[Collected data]
%%

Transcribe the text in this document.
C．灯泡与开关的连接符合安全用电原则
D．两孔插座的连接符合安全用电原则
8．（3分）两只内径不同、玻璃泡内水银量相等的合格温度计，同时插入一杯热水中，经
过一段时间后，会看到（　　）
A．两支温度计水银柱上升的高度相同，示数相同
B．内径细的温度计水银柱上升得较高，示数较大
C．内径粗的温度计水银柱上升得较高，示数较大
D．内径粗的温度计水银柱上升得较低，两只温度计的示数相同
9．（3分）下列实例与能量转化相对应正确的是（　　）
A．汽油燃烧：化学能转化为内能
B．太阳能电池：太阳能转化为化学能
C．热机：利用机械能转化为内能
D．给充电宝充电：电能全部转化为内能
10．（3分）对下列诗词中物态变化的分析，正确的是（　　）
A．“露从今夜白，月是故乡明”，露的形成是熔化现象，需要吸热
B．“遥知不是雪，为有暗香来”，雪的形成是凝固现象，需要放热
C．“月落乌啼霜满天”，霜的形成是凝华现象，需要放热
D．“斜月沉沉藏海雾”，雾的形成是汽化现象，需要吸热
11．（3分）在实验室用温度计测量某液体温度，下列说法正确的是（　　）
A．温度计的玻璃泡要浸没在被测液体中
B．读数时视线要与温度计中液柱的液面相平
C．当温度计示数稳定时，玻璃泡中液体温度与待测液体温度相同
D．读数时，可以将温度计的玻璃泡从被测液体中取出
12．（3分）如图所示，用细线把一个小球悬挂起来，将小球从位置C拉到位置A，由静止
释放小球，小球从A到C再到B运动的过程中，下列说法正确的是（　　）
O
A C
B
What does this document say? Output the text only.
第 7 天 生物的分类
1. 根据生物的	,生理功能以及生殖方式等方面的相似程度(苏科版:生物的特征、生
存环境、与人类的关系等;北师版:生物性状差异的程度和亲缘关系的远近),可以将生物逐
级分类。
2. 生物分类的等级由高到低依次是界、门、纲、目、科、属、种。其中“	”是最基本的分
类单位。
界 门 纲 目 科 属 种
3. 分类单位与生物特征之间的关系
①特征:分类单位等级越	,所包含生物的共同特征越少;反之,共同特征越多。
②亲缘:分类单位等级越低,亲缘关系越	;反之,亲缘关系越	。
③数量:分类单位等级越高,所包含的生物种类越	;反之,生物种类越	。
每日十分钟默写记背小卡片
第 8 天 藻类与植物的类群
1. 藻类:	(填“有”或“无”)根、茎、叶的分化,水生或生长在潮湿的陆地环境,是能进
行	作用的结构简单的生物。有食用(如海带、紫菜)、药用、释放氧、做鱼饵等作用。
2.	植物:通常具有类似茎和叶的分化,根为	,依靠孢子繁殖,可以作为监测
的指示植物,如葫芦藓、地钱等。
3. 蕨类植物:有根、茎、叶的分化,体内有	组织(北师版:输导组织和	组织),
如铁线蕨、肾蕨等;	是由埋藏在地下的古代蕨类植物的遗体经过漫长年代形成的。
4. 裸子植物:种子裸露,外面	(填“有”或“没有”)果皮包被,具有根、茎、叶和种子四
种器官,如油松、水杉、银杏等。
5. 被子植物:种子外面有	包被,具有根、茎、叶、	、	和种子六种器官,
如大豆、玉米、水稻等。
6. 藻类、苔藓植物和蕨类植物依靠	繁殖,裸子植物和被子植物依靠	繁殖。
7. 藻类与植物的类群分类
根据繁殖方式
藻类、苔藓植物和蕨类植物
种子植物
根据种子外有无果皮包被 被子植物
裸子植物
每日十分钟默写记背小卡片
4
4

%%

# Requirements
Your task is to print the whole listing again exactly.

# Answer below
Transcribe the text in this document.
C．灯泡与开关的连接符合安全用电原则
D．两孔插座的连接符合安全用电原则
8．（3分）两只内径不同、玻璃泡内水银量相等的合格温度计，同时插入一杯热水中，经
过一段时间后，会看到（　　）
A．两支温度计水银柱上升的高度相同，示数相同
B．内径细的温度计水银柱上升得较高，示数较大
C．内径粗的温度计水银柱上升得较高，示数较大
D．内径粗的温度计水银柱上升得较低，两只温度计的示数相同
9．（3分）下列实例与能量转化相对应正确的是（　　）
A．汽油燃烧：化学能转化为内能
B．太阳能电池：太阳能转化为化学能
C．热机：利用机械能转化为内能
D．给充电宝充电：电能全部转化为内能
10．（3分）对下列诗词中物态变化的分析，正确的是（　　）
A．“露从今夜白，月是故乡明”，露的形成是熔化现象，需要吸热
B．“遥知不是雪，为有暗香来”，雪的形成是凝固现象，需要放热
C．“月落乌啼霜满天”，霜的形成是凝华现象，需要放热
D．“斜月沉沉藏海雾”，雾的形成是汽化现象，需要吸热
11．（3分）在实验室用温度计测量某液体温度，下列说法正确的是（　　）
A．温度计的玻璃泡要浸没在被测液体中
B．读数时视线要与温度计中液柱的液面相平
C．当温度计示数稳定时，玻璃泡中液体温度与待测液体温度相同
D．读数时，可以将温度计的玻璃泡从被测液体中取出
12．（3分）如图所示，用细线把一个小球悬挂起来，将小球从位置C拉到位置A，由静止
释放小球，小球从A到C再到B运动的过程中，下列说法正确的是（　　）
O
A C
B
What does this document say? Output the text only.
第 7 天 生物的分类
1. 根据生物的	,生理功能以及生殖方式等方面的相似程度(苏科版:生物的特征、生
存环境、与人类的关系等;北师版:生物性状差异的程度和亲缘关系的远近),可以将生物逐
级分类。
2. 生物分类的等级由高到低依次是界、门、纲、目、科、属、种。其中“	”是最基本的分
类单位。
界 门 纲 目 科 属 种
3. 分类单位与生物特征之间的关系
①特征:分类单位等级越	,所包含生物的共同特征越少;反之,共同特征越多。
②亲缘:分类单位等级越低,亲缘关系越	;反之,亲缘关系越	。
③数量:分类单位等级越高,所包含的生物种类越	;反之,生物种类越	。
每日十分钟默写记背小卡片
第 8 天 藻类与植物的类群
1. 藻类:	(填“有”或“无”)根、茎、叶的分化,水生或生长在潮湿的陆地环境,是能进
行	作用的结构简单的生物。有食用(如海带、紫菜)、药用、释放氧、做鱼饵等作用。
2.	植物:通常具有类似茎和叶的分化,根为	,依靠孢子繁殖,可以作为监测
的指示植物,如葫芦藓、地钱等。
3. 蕨类植物:有根、茎、叶的分化,体内有	组织(北师版:输导组织和	组织),
如铁线蕨、肾蕨等;	是由埋藏在地下的古代蕨类植物的遗体经过漫长年代形成的。
4. 裸子植物:种子裸露,外面	(填“有”或“没有”)果皮包被,具有根、茎、叶和种子四
种器官,如油松、水杉、银杏等。
5. 被子植物:种子外面有	包被,具有根、茎、叶、	、	和种子六种器官,
如大豆、玉米、水稻等。
6. 藻类、苔藓植物和蕨类植物依靠	繁殖,裸子植物和被子植物依靠	繁殖。
7. 藻类与植物的类群分类
根据繁殖方式
藻类、苔藓植物和蕨类植物
种子植物
根据种子外有无果皮包被 被子植物
裸子植物
每日十分钟默写记背小卡片
4
4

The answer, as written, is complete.